* [Goal]
Can you retype every record below exactly as written?

Saved entries
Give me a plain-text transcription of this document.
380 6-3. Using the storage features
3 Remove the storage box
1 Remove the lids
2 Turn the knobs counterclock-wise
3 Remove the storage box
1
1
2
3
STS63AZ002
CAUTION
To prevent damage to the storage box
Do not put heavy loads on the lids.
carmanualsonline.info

* [Reply]
Give me a plain-text transcription of this document.
380 6-3. Using the storage features
3 Remove the storage box
1 Remove the lids
2 Turn the knobs counterclock-wise
3 Remove the storage box
1
1
2
3
STS63AZ002
CAUTION
To prevent damage to the storage box
Do not put heavy loads on the lids.
carmanualsonline.info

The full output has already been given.